### Given records
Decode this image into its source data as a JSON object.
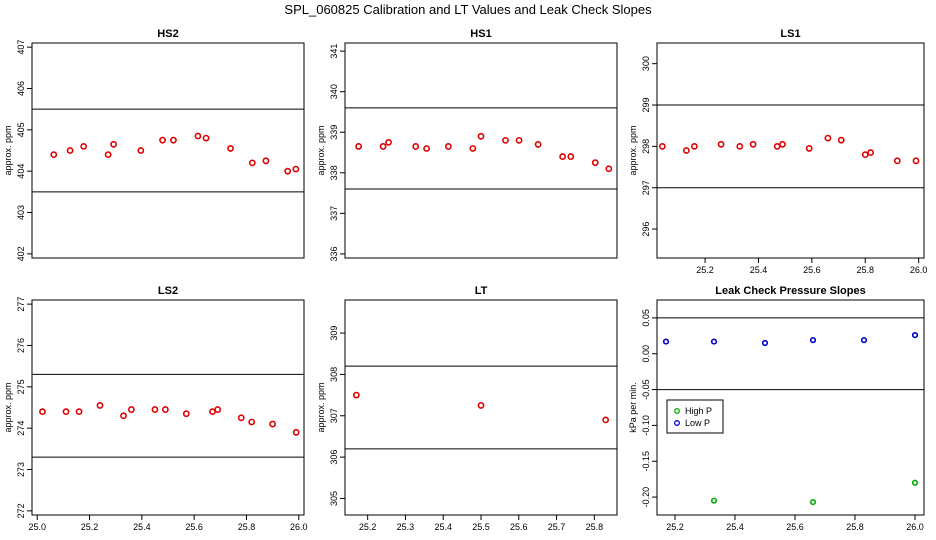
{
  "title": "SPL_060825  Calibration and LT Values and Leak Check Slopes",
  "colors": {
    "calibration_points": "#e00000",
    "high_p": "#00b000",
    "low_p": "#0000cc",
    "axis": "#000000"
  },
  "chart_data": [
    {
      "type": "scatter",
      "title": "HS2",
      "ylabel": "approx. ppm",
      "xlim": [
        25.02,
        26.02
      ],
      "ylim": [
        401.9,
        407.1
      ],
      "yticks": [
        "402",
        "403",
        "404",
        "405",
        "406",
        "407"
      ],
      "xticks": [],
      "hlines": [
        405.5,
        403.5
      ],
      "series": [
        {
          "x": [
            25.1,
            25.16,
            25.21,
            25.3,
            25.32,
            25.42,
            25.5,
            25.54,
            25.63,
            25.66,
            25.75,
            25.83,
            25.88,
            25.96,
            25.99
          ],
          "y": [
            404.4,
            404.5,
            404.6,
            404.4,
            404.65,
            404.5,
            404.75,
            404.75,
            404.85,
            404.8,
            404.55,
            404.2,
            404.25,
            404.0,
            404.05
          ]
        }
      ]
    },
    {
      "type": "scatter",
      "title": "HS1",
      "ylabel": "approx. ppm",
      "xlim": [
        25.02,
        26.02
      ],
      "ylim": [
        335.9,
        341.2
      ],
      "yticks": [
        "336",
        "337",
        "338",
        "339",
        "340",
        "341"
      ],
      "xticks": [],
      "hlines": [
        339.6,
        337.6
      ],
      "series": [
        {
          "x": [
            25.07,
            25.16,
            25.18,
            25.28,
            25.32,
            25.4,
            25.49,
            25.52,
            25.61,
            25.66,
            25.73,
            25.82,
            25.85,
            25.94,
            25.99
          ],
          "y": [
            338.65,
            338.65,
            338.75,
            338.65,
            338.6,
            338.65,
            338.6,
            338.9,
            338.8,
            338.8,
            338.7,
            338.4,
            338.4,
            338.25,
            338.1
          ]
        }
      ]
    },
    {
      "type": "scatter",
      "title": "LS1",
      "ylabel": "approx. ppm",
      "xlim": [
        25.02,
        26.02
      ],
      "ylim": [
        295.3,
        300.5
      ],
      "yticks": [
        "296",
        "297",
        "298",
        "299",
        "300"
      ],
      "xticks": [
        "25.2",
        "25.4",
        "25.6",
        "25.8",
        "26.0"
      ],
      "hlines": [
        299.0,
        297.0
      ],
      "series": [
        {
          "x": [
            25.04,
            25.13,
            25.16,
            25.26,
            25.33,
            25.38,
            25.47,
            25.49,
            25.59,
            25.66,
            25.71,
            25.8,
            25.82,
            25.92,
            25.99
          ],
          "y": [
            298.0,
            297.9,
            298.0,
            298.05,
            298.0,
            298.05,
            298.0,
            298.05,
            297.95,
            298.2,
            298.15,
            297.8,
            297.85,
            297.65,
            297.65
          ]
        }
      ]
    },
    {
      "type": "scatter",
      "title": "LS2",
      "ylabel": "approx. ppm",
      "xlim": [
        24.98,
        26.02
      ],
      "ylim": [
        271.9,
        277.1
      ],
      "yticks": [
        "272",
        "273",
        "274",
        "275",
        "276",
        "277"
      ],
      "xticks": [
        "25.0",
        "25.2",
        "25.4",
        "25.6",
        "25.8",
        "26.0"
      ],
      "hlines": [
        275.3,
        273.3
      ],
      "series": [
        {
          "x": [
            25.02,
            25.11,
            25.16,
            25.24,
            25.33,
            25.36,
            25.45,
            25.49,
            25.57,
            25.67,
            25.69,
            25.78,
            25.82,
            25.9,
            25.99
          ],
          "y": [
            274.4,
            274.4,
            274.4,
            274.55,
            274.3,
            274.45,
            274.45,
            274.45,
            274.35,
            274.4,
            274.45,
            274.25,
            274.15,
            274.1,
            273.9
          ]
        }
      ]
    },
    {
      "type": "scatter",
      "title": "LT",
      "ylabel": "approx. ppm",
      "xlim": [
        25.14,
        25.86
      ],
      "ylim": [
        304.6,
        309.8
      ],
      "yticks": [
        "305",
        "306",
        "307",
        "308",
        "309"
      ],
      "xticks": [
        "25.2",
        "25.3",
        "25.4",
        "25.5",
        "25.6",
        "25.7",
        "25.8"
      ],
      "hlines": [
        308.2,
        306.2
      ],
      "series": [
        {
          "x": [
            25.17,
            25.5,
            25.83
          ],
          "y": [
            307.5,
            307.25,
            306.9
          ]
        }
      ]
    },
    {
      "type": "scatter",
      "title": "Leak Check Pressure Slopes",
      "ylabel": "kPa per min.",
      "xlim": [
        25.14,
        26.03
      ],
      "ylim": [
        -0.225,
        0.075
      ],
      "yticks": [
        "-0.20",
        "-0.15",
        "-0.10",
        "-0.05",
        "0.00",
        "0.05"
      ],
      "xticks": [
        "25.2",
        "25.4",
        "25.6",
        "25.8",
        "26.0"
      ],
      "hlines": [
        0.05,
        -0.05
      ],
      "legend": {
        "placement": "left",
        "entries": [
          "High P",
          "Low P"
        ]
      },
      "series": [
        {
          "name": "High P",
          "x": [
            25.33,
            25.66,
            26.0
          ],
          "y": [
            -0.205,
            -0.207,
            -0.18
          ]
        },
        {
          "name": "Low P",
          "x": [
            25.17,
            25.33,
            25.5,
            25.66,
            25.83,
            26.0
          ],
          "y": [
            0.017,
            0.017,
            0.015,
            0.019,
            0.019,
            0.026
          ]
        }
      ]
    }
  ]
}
######
Give back all entries exactly. No pictures belong in the copy.

= Task output =
Decode this image into its source data as a JSON object.
{
  "title": "SPL_060825  Calibration and LT Values and Leak Check Slopes",
  "colors": {
    "calibration_points": "#e00000",
    "high_p": "#00b000",
    "low_p": "#0000cc",
    "axis": "#000000"
  },
  "chart_data": [
    {
      "type": "scatter",
      "title": "HS2",
      "ylabel": "approx. ppm",
      "xlim": [
        25.02,
        26.02
      ],
      "ylim": [
        401.9,
        407.1
      ],
      "yticks": [
        "402",
        "403",
        "404",
        "405",
        "406",
        "407"
      ],
      "xticks": [],
      "hlines": [
        405.5,
        403.5
      ],
      "series": [
        {
          "x": [
            25.1,
            25.16,
            25.21,
            25.3,
            25.32,
            25.42,
            25.5,
            25.54,
            25.63,
            25.66,
            25.75,
            25.83,
            25.88,
            25.96,
            25.99
          ],
          "y": [
            404.4,
            404.5,
            404.6,
            404.4,
            404.65,
            404.5,
            404.75,
            404.75,
            404.85,
            404.8,
            404.55,
            404.2,
            404.25,
            404.0,
            404.05
          ]
        }
      ]
    },
    {
      "type": "scatter",
      "title": "HS1",
      "ylabel": "approx. ppm",
      "xlim": [
        25.02,
        26.02
      ],
      "ylim": [
        335.9,
        341.2
      ],
      "yticks": [
        "336",
        "337",
        "338",
        "339",
        "340",
        "341"
      ],
      "xticks": [],
      "hlines": [
        339.6,
        337.6
      ],
      "series": [
        {
          "x": [
            25.07,
            25.16,
            25.18,
            25.28,
            25.32,
            25.4,
            25.49,
            25.52,
            25.61,
            25.66,
            25.73,
            25.82,
            25.85,
            25.94,
            25.99
          ],
          "y": [
            338.65,
            338.65,
            338.75,
            338.65,
            338.6,
            338.65,
            338.6,
            338.9,
            338.8,
            338.8,
            338.7,
            338.4,
            338.4,
            338.25,
            338.1
          ]
        }
      ]
    },
    {
      "type": "scatter",
      "title": "LS1",
      "ylabel": "approx. ppm",
      "xlim": [
        25.02,
        26.02
      ],
      "ylim": [
        295.3,
        300.5
      ],
      "yticks": [
        "296",
        "297",
        "298",
        "299",
        "300"
      ],
      "xticks": [
        "25.2",
        "25.4",
        "25.6",
        "25.8",
        "26.0"
      ],
      "hlines": [
        299.0,
        297.0
      ],
      "series": [
        {
          "x": [
            25.04,
            25.13,
            25.16,
            25.26,
            25.33,
            25.38,
            25.47,
            25.49,
            25.59,
            25.66,
            25.71,
            25.8,
            25.82,
            25.92,
            25.99
          ],
          "y": [
            298.0,
            297.9,
            298.0,
            298.05,
            298.0,
            298.05,
            298.0,
            298.05,
            297.95,
            298.2,
            298.15,
            297.8,
            297.85,
            297.65,
            297.65
          ]
        }
      ]
    },
    {
      "type": "scatter",
      "title": "LS2",
      "ylabel": "approx. ppm",
      "xlim": [
        24.98,
        26.02
      ],
      "ylim": [
        271.9,
        277.1
      ],
      "yticks": [
        "272",
        "273",
        "274",
        "275",
        "276",
        "277"
      ],
      "xticks": [
        "25.0",
        "25.2",
        "25.4",
        "25.6",
        "25.8",
        "26.0"
      ],
      "hlines": [
        275.3,
        273.3
      ],
      "series": [
        {
          "x": [
            25.02,
            25.11,
            25.16,
            25.24,
            25.33,
            25.36,
            25.45,
            25.49,
            25.57,
            25.67,
            25.69,
            25.78,
            25.82,
            25.9,
            25.99
          ],
          "y": [
            274.4,
            274.4,
            274.4,
            274.55,
            274.3,
            274.45,
            274.45,
            274.45,
            274.35,
            274.4,
            274.45,
            274.25,
            274.15,
            274.1,
            273.9
          ]
        }
      ]
    },
    {
      "type": "scatter",
      "title": "LT",
      "ylabel": "approx. ppm",
      "xlim": [
        25.14,
        25.86
      ],
      "ylim": [
        304.6,
        309.8
      ],
      "yticks": [
        "305",
        "306",
        "307",
        "308",
        "309"
      ],
      "xticks": [
        "25.2",
        "25.3",
        "25.4",
        "25.5",
        "25.6",
        "25.7",
        "25.8"
      ],
      "hlines": [
        308.2,
        306.2
      ],
      "series": [
        {
          "x": [
            25.17,
            25.5,
            25.83
          ],
          "y": [
            307.5,
            307.25,
            306.9
          ]
        }
      ]
    },
    {
      "type": "scatter",
      "title": "Leak Check Pressure Slopes",
      "ylabel": "kPa per min.",
      "xlim": [
        25.14,
        26.03
      ],
      "ylim": [
        -0.225,
        0.075
      ],
      "yticks": [
        "-0.20",
        "-0.15",
        "-0.10",
        "-0.05",
        "0.00",
        "0.05"
      ],
      "xticks": [
        "25.2",
        "25.4",
        "25.6",
        "25.8",
        "26.0"
      ],
      "hlines": [
        0.05,
        -0.05
      ],
      "legend": {
        "placement": "left",
        "entries": [
          "High P",
          "Low P"
        ]
      },
      "series": [
        {
          "name": "High P",
          "x": [
            25.33,
            25.66,
            26.0
          ],
          "y": [
            -0.205,
            -0.207,
            -0.18
          ]
        },
        {
          "name": "Low P",
          "x": [
            25.17,
            25.33,
            25.5,
            25.66,
            25.83,
            26.0
          ],
          "y": [
            0.017,
            0.017,
            0.015,
            0.019,
            0.019,
            0.026
          ]
        }
      ]
    }
  ]
}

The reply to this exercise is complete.